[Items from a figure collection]

※ ※ ※

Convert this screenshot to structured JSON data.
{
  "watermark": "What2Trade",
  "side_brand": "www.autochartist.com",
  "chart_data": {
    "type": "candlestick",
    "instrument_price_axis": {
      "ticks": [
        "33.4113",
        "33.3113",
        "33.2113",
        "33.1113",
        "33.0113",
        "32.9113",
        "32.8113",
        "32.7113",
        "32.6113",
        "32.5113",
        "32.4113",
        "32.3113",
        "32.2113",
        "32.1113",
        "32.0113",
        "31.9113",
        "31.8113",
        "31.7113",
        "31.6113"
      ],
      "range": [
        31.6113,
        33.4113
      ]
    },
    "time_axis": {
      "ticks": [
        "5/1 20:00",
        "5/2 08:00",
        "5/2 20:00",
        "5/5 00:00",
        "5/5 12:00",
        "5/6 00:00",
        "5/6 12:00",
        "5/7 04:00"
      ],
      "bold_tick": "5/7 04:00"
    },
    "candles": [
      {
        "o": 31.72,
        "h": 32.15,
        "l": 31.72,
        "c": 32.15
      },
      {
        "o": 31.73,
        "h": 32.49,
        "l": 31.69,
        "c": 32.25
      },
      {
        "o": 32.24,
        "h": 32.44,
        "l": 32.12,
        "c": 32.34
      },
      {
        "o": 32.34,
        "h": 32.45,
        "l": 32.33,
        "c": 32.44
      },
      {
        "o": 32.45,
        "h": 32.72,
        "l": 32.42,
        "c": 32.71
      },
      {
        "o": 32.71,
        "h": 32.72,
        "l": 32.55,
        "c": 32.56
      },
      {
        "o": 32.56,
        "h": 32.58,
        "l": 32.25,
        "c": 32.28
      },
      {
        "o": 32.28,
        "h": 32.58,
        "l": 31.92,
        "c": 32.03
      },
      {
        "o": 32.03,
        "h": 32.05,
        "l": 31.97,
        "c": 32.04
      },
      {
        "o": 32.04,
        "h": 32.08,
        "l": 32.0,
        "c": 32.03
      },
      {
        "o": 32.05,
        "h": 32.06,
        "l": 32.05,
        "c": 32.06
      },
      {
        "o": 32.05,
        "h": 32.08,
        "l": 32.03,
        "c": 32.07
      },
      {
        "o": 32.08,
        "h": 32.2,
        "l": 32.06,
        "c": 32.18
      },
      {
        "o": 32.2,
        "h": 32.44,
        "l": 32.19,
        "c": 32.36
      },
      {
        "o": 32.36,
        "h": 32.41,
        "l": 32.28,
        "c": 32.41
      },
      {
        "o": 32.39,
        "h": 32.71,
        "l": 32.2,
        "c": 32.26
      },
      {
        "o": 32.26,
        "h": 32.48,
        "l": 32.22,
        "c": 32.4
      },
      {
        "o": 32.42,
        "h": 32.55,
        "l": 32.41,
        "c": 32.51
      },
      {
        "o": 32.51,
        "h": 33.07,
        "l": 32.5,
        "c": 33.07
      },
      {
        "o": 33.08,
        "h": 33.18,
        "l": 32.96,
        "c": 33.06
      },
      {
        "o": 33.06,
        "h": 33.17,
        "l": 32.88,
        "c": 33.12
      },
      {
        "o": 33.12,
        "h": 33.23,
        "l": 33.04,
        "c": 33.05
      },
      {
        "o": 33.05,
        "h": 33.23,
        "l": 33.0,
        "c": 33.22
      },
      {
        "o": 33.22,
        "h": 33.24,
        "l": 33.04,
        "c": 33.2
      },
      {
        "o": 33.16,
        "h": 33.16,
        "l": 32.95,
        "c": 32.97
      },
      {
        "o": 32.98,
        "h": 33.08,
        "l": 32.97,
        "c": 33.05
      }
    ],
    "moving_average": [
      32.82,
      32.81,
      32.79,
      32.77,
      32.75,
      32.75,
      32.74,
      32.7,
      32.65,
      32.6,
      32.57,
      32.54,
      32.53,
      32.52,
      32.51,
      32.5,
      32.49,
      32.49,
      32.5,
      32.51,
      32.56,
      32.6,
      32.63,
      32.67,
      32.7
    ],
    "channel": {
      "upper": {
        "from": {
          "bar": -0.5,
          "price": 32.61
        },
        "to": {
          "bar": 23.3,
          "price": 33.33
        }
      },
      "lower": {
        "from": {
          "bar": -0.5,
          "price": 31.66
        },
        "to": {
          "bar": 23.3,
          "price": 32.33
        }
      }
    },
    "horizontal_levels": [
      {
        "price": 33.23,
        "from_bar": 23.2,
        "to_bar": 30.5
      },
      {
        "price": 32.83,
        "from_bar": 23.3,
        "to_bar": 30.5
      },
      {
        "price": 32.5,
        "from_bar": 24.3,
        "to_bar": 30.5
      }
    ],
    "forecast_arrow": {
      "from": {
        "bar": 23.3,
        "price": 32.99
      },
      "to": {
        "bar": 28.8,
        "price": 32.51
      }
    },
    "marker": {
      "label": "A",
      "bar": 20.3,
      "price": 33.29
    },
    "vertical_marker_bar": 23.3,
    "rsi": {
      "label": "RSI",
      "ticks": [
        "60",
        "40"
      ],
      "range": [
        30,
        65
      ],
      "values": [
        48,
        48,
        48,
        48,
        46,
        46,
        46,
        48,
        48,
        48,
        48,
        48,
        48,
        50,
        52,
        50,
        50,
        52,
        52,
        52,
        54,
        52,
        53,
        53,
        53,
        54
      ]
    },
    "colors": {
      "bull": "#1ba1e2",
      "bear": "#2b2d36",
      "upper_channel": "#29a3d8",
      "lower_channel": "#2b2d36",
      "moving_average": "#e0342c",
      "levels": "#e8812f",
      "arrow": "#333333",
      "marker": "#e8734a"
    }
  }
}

※ ※ ※

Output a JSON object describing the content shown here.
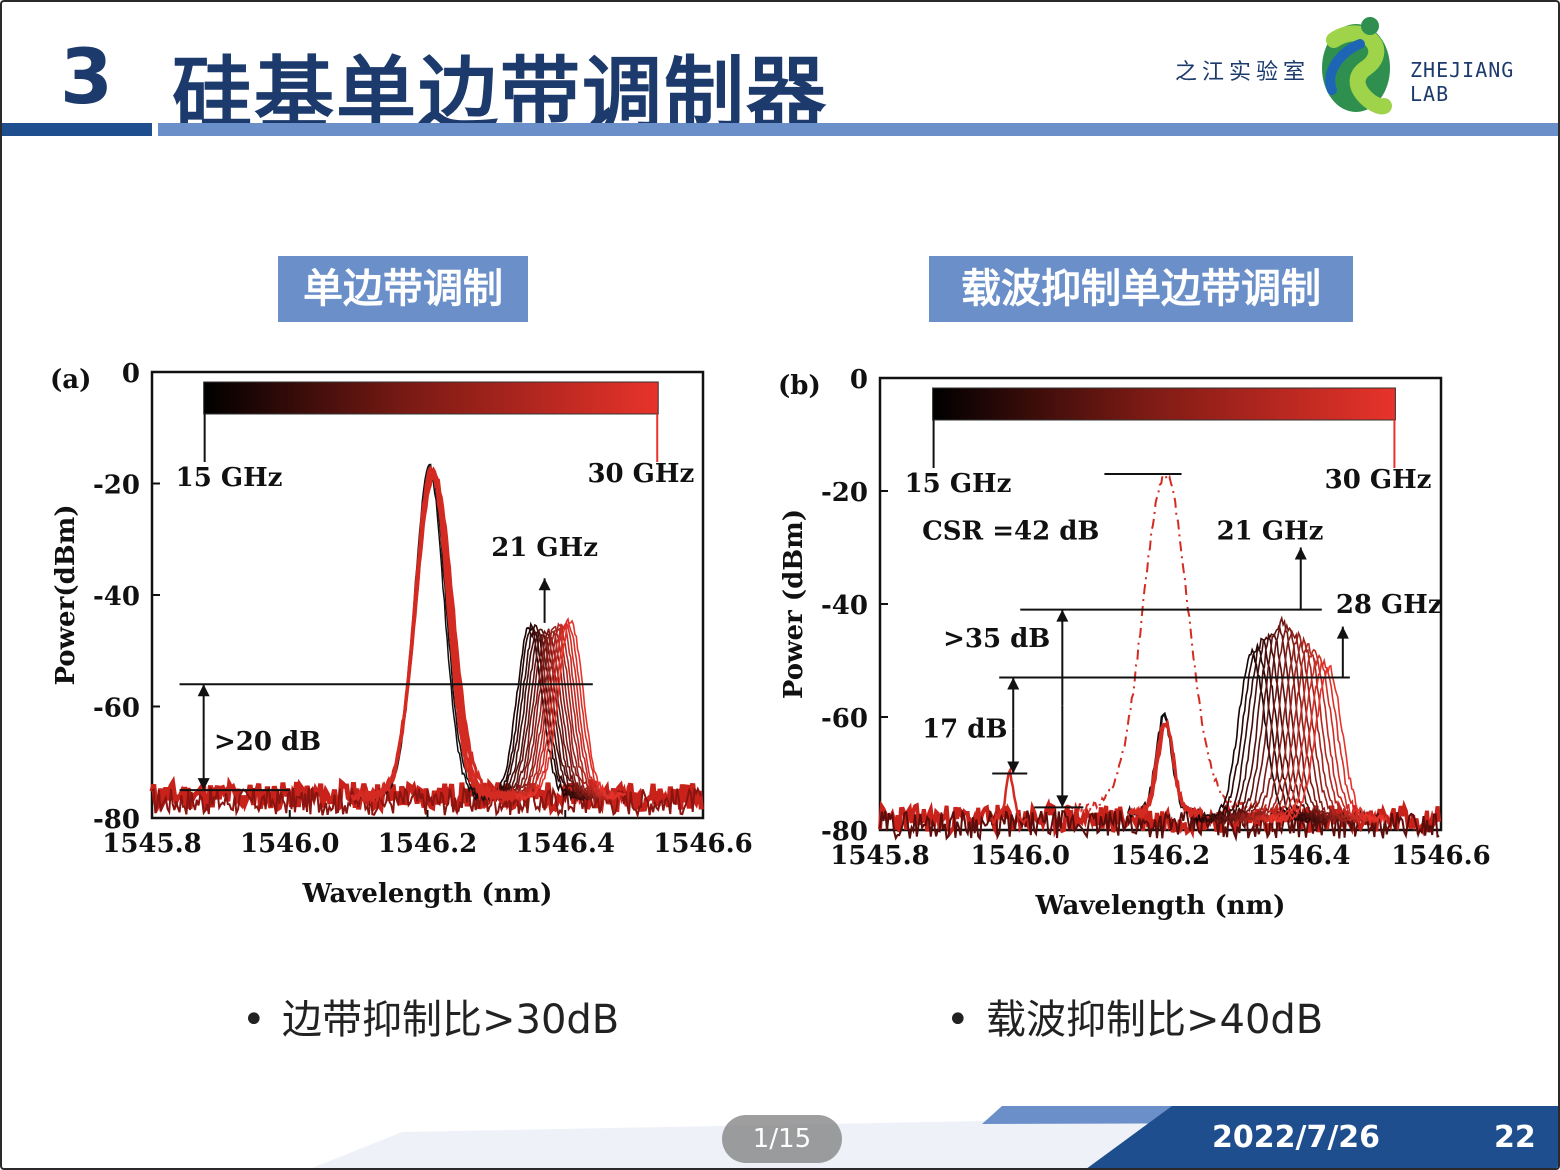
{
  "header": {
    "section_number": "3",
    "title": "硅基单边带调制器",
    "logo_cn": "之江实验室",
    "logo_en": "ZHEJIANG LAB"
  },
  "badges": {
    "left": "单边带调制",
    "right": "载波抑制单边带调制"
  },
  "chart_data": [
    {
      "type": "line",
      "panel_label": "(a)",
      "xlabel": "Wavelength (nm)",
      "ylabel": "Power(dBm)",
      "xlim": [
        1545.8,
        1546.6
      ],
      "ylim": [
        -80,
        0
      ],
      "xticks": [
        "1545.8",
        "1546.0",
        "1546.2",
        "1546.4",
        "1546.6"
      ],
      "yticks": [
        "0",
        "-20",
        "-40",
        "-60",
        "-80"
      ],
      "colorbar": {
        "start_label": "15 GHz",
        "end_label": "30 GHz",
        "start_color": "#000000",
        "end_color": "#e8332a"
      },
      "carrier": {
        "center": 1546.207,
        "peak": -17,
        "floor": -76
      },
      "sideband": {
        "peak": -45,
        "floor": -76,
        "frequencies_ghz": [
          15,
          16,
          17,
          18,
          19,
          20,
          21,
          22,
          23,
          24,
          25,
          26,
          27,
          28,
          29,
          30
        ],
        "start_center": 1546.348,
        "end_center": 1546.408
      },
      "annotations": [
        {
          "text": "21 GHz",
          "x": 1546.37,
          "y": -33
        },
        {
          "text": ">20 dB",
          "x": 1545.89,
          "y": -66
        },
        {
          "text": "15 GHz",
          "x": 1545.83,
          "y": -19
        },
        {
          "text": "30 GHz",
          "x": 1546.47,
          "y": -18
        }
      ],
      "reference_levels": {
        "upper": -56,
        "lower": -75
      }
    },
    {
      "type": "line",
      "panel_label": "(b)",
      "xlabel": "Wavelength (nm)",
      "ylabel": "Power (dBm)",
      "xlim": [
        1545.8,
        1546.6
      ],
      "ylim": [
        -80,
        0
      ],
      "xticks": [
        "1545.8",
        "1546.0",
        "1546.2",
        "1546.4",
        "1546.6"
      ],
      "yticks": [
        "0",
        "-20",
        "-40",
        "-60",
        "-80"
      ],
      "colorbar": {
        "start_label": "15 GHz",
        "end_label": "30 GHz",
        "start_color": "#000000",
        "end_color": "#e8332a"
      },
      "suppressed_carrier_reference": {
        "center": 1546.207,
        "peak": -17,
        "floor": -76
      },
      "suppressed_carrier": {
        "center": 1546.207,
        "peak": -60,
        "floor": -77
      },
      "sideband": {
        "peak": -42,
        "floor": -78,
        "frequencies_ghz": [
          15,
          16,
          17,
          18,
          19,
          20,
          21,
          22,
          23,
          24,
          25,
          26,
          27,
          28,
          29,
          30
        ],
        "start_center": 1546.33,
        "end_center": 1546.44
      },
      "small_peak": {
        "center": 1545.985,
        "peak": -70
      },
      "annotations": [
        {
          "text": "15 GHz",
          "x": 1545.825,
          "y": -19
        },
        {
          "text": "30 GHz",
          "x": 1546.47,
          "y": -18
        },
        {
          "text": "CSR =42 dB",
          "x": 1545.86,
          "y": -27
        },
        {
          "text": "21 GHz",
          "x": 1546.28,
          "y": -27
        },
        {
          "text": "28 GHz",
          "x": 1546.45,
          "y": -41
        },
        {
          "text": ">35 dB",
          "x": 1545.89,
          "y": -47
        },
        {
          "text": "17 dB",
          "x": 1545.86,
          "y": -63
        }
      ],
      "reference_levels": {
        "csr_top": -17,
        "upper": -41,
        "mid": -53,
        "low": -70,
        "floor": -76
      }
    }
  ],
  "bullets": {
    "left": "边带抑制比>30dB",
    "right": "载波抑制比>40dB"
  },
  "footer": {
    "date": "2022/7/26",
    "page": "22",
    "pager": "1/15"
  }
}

※ ※ ※

## JOB
Extract every line from the records above that contains the word "JSON".

## TASK SOLUTION
Convert this screenshot to structured JSON data.
Output a JSON object describing the content shown here.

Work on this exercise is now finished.